Written request:
Across all the lines below, how many contain the string "thirty"? Please reply with the number only.

Dataset records:
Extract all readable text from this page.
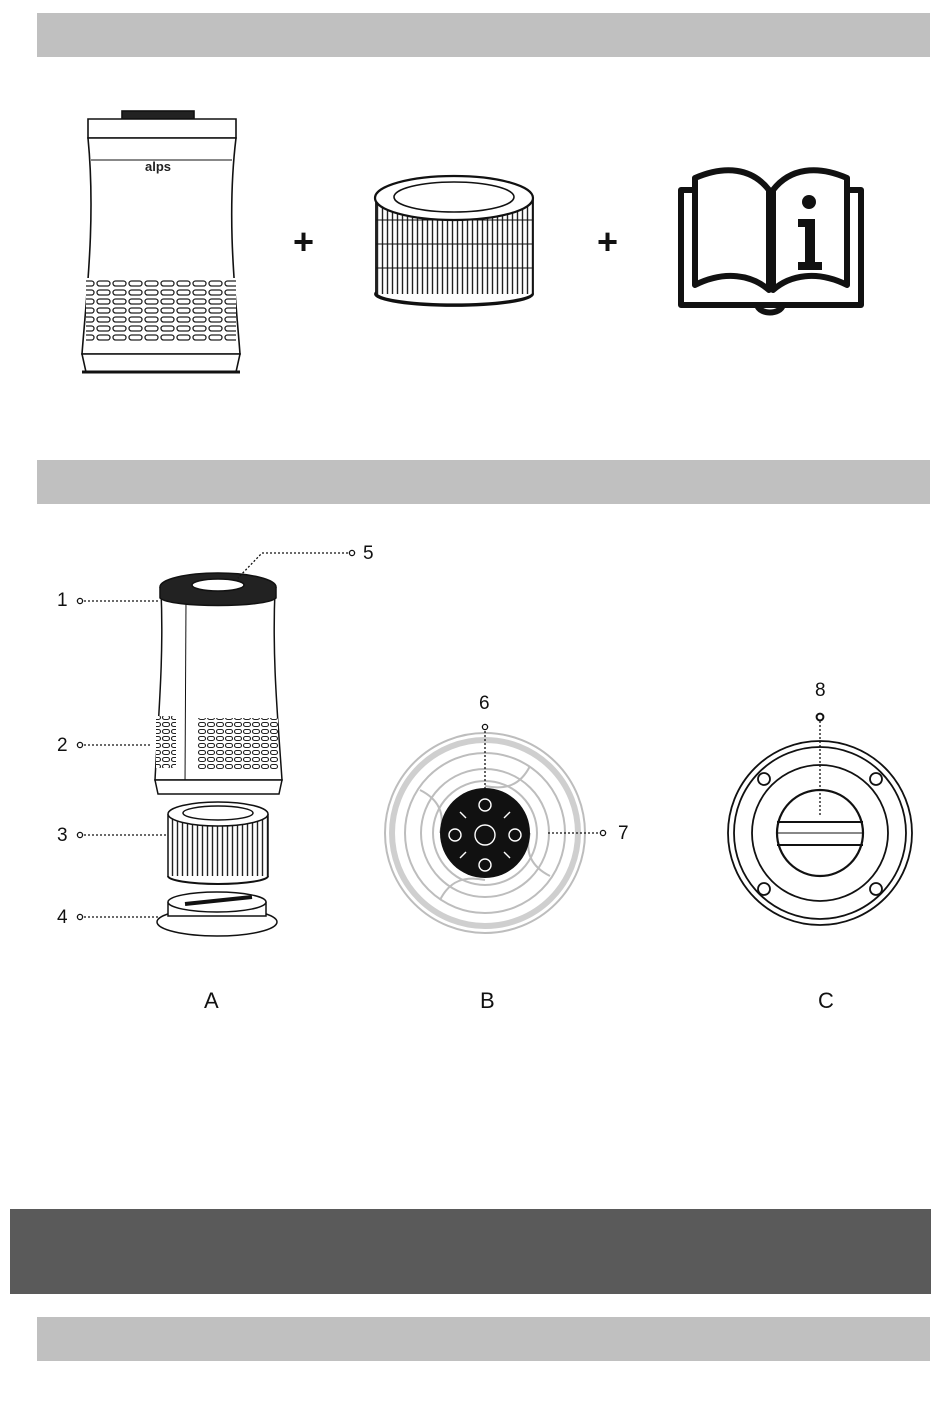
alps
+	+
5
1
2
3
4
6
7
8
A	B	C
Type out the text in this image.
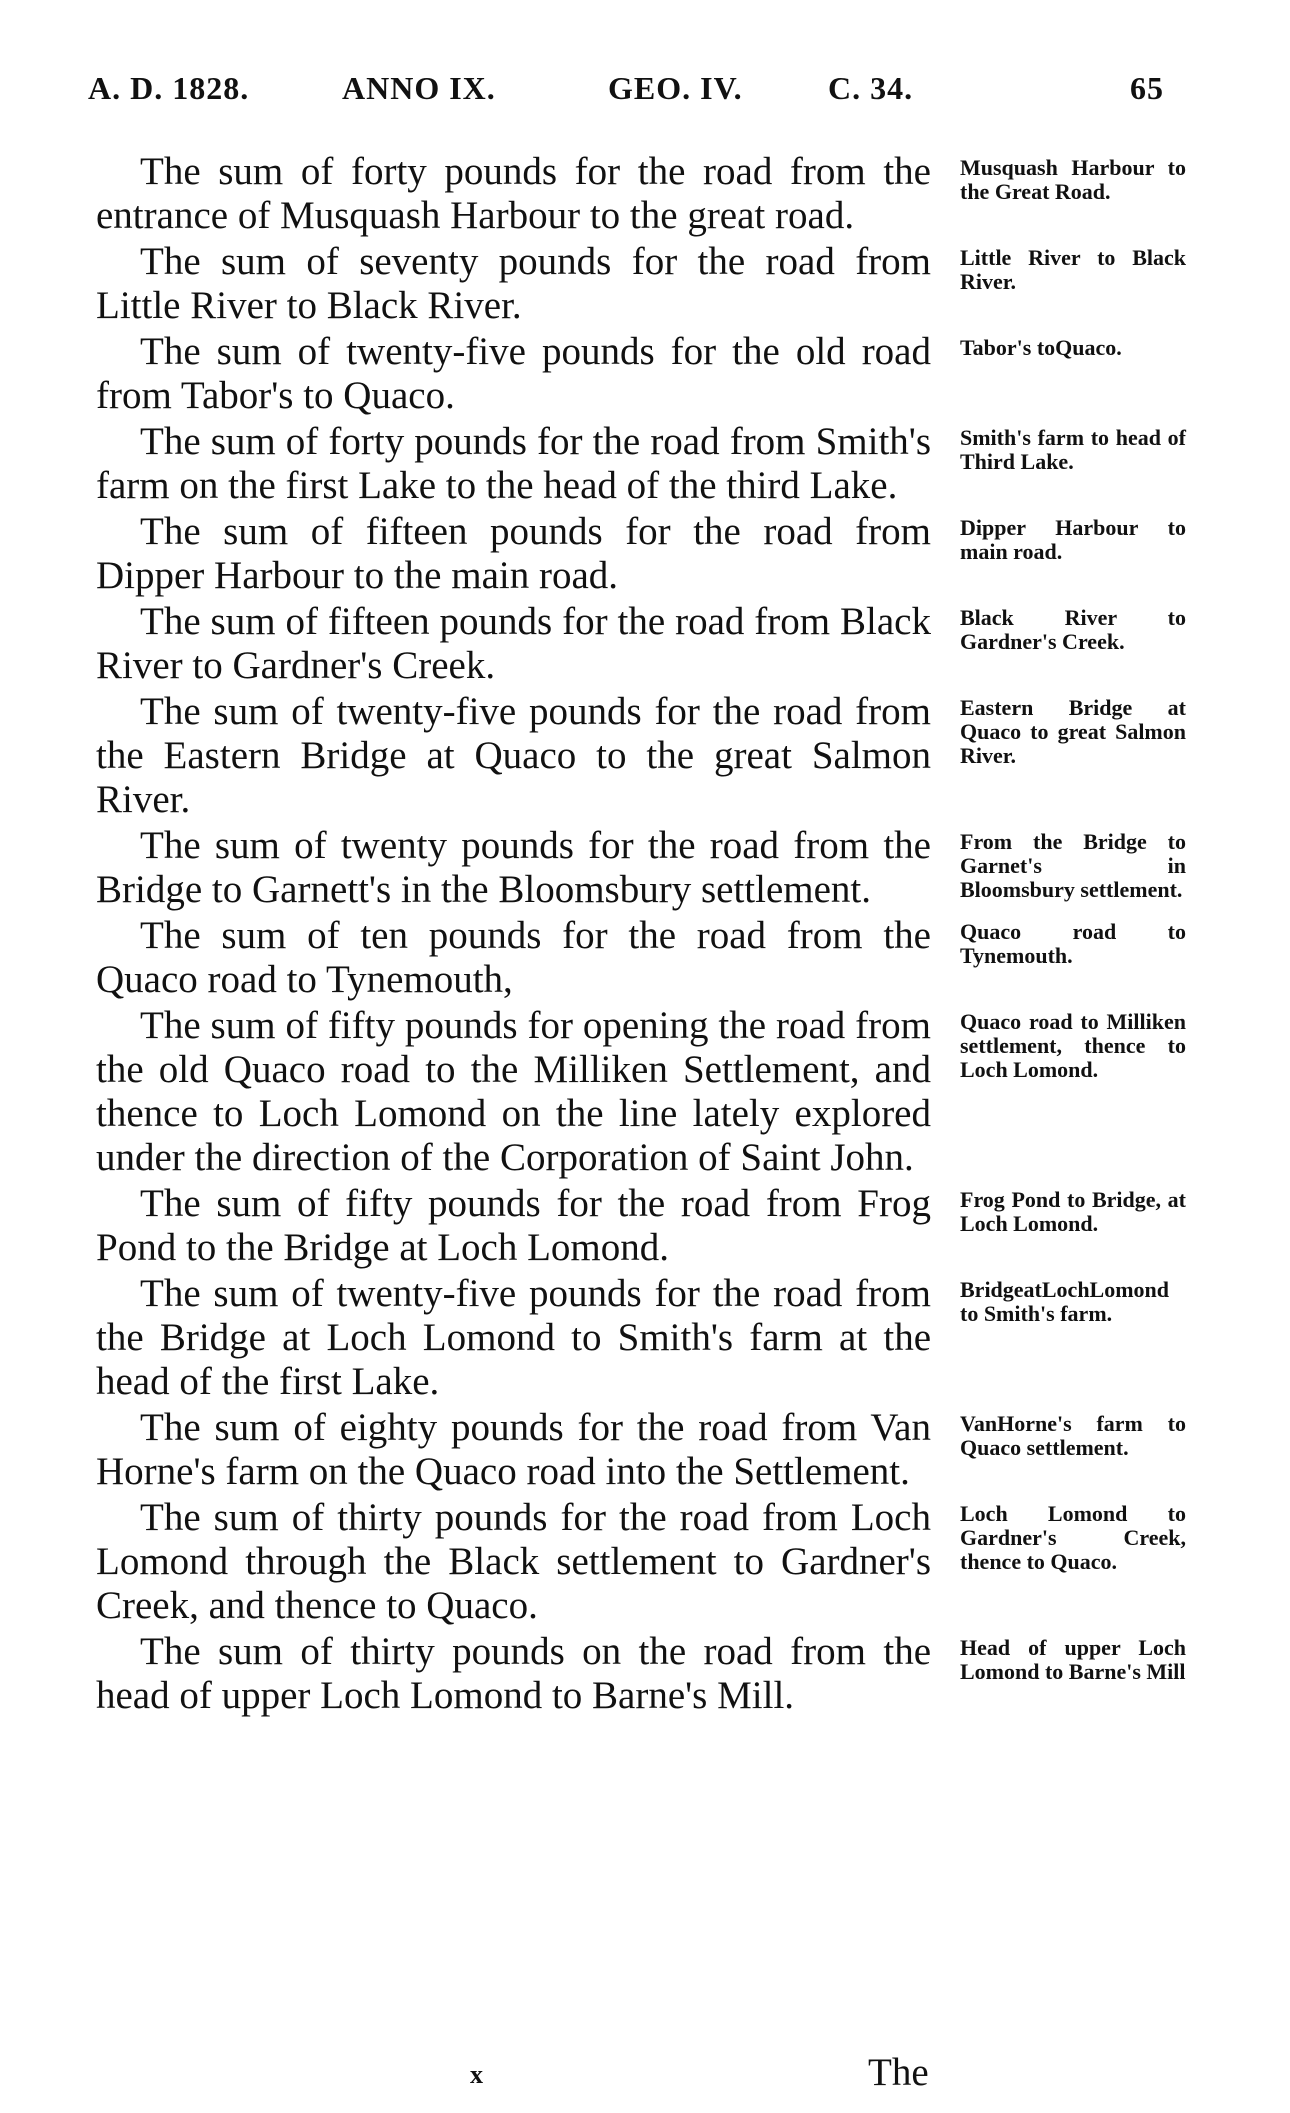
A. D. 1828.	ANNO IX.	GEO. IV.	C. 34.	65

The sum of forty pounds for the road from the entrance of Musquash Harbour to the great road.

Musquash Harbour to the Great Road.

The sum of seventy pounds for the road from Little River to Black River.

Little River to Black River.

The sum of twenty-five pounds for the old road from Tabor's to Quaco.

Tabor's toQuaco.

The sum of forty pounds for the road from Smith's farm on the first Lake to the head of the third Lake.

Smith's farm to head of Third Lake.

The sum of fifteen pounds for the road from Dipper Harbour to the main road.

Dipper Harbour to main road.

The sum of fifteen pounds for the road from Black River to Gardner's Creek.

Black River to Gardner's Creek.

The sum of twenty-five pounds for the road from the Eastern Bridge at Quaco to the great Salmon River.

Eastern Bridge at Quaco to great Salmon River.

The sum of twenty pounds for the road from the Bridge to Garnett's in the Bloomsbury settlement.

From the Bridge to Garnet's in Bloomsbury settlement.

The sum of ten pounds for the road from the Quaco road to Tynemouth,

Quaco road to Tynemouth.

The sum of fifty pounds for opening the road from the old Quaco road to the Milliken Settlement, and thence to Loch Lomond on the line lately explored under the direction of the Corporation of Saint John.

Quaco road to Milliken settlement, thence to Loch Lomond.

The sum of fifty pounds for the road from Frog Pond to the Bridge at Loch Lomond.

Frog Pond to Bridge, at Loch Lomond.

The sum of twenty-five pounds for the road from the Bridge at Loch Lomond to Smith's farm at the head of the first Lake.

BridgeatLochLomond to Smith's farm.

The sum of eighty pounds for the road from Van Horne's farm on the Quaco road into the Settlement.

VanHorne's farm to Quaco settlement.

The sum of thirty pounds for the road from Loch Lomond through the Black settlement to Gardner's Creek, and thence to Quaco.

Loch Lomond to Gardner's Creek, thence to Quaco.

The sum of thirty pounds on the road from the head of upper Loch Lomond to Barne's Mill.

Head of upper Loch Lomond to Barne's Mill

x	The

Response to this exercise:
2